__SOURCE DOCUMENT__.
▬▬▬

Maisy looks disappointed. She has been struggling with acne, hirsutism, irregular periods, hyperglycaemia and dyslipidaemia. She’s been told it’s her weight and she needs to lose weight, but despite years of trying through strict diets and exercise, nothing has worked.
She had an ultrasound scan. She was hoping for an explanation, validation. But the ultrasound was normal. Her ovaries are not polycystic.
Can someone have polycystic ovary syndrome when their ovaries are not polycystic?
The truth is they can and they can’t, because PCOS is the condition that never was.
What Maisy has is polyendocrine metabolic ovarian syndrome, or PMOS, the new international name for PCOS, a name which much better describes what is happening in the 170 million women worldwide affected by this condition.
Last week the Lancet published the global consensus process leading to this name change. It was originally called for in 2012 in recognition of the inaccuracy of the name PCOS. Clearly this implies, to medics and patients alike, that this is a condition of the ovaries. It was natural to assume the ovaries may be driving the myriad of issues associated with PCOS – back in 1935, the year widely cited for the ‘discovery’ of PCOS by two American gynaecologists, they observed in affected women ovaries with an enlarged, cystic appearance. Coupled with menstrual irregularity and infertility it all pointed towards the ovaries.
But over time our understanding of this condition has significantly evolved. Modern diagnostic criteria requires only 2 out 3 features from 1) oligo-anovulation, 2) clinical or biochemical hyperandrogenism, and/or 3) polycystic ovaries or raised anti-mullerian hormone. We can make a diagnosis with just irregular menstruation and hyperandrogenism alone; the presence of polycystic ovaries has not been required to diagnose PCOS for years.
As the new name indicates, PMOS is linked with multiple endocrine abnormalities which drive the complications our patients experience.

▬▬▬

__EXTRACTED ENTRIES__.
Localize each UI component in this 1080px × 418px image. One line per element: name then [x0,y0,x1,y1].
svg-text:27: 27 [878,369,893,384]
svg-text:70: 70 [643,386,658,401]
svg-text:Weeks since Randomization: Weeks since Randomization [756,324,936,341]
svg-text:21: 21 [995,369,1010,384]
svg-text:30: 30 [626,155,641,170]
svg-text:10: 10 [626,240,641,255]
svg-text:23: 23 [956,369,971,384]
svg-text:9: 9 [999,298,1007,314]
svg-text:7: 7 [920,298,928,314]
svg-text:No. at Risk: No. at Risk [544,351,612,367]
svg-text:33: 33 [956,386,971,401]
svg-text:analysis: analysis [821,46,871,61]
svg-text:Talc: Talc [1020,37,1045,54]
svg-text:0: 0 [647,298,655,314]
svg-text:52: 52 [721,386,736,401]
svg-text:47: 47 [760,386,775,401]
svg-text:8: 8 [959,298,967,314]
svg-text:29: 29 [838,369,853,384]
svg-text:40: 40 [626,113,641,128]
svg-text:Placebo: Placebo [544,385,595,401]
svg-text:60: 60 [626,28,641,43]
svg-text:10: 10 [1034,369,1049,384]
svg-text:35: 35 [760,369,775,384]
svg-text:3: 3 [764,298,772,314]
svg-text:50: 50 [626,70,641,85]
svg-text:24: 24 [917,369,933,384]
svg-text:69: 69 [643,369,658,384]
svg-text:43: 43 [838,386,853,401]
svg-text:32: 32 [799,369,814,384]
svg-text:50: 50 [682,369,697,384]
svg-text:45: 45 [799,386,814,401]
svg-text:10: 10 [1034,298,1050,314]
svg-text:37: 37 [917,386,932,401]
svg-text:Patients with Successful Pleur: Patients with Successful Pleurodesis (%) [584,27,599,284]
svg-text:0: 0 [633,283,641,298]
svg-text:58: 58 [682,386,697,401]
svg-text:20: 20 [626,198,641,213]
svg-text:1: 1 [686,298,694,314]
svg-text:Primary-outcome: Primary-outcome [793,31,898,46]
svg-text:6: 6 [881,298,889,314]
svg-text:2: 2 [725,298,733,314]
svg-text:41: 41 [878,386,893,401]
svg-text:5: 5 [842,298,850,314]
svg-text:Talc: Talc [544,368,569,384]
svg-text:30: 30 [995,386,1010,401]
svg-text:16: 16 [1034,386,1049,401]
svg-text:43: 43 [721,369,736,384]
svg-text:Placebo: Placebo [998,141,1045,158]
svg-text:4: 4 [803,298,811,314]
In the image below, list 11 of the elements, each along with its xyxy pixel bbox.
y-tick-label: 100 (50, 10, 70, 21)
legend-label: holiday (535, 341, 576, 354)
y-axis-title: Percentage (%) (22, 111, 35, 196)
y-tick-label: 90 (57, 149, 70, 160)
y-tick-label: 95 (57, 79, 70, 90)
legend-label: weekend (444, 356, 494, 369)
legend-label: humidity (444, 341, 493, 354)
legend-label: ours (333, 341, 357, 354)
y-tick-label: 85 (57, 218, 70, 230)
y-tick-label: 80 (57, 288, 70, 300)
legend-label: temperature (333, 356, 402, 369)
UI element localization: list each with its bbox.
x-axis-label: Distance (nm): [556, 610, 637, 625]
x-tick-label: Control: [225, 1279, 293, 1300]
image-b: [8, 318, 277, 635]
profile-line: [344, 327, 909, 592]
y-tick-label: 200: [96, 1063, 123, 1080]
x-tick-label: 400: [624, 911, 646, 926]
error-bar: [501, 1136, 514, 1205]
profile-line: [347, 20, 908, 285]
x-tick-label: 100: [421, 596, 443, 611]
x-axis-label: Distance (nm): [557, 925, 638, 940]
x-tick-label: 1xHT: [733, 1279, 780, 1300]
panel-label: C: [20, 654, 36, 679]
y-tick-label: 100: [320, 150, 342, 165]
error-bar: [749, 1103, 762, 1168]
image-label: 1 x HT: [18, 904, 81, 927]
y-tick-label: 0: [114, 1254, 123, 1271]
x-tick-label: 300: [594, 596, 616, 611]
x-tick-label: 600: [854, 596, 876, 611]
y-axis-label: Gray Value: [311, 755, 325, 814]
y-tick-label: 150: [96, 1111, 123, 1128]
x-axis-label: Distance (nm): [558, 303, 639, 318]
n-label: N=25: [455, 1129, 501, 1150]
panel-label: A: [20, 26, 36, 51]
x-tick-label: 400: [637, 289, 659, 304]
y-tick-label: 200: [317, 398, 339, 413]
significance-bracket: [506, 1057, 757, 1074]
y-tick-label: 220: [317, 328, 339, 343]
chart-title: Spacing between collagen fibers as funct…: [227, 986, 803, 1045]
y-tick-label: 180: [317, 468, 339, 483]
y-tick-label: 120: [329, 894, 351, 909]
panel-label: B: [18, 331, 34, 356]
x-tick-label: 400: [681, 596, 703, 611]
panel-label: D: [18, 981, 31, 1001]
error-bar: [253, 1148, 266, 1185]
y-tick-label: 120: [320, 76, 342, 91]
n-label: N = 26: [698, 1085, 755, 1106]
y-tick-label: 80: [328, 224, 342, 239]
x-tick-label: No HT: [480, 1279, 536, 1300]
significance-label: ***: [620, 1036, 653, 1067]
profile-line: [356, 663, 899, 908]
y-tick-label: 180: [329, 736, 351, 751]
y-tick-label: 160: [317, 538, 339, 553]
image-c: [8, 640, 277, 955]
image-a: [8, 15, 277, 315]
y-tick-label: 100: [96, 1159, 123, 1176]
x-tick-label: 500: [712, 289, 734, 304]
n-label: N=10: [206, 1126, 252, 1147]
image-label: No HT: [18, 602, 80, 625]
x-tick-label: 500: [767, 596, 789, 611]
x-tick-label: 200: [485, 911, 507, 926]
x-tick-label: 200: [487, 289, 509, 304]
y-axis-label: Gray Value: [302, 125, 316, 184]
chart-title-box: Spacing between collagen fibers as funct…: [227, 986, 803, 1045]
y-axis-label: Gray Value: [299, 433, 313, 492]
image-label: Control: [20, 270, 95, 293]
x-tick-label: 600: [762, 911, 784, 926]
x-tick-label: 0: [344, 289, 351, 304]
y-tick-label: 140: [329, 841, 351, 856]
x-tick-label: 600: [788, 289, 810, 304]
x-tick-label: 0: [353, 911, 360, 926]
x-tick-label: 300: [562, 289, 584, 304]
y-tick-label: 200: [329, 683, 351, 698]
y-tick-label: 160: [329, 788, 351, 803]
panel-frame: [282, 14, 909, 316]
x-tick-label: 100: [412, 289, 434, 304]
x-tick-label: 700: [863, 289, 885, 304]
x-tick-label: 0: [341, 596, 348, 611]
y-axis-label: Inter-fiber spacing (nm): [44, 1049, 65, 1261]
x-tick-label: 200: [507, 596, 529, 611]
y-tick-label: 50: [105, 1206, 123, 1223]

▬▬▬

__TASK INSTRUCTIONS__.
**1.** Reproduce the passage of the PCOS renaming article starting at "Maisy looks disappointed." and ending at "nothing has worked.".
**2.** Carry on the article about renaming PCOS to PMOS, picking up after its last sentence.
The lines have nothing to do with the article on renaming PCOS.

__OUTPUTS BY TASK__.
**1.**
Maisy looks disappointed. She has been struggling with acne, hirsutism, irregular periods, hyperglycaemia and dyslipidaemia. She’s been told it’s her weight and she needs to lose weight, but despite years of trying through strict diets and exercise, nothing has worked.

**2.**
Hyperandrogenism is caused by central neuroendocrine abnormalities such as elevated gonadotrophin-releasing hormone pulsatility leading to high luteinising hormone levels which in turn lead to high ovarian androgen production. Androgen levels are further elevated by insulin resistance, present in 85% of women with PMOS, including 75% of women with a BMI under 25, demonstrating that obesity is not a cause of PMOS but a consequence. There are many more endocrine abnormalities which drive metabolic dysfunction – dysfunctional sympathetic nervous systems, abnormal adipokine signalling, altered gut-hormone interactions, low-grade chronic inflammation, to name a few.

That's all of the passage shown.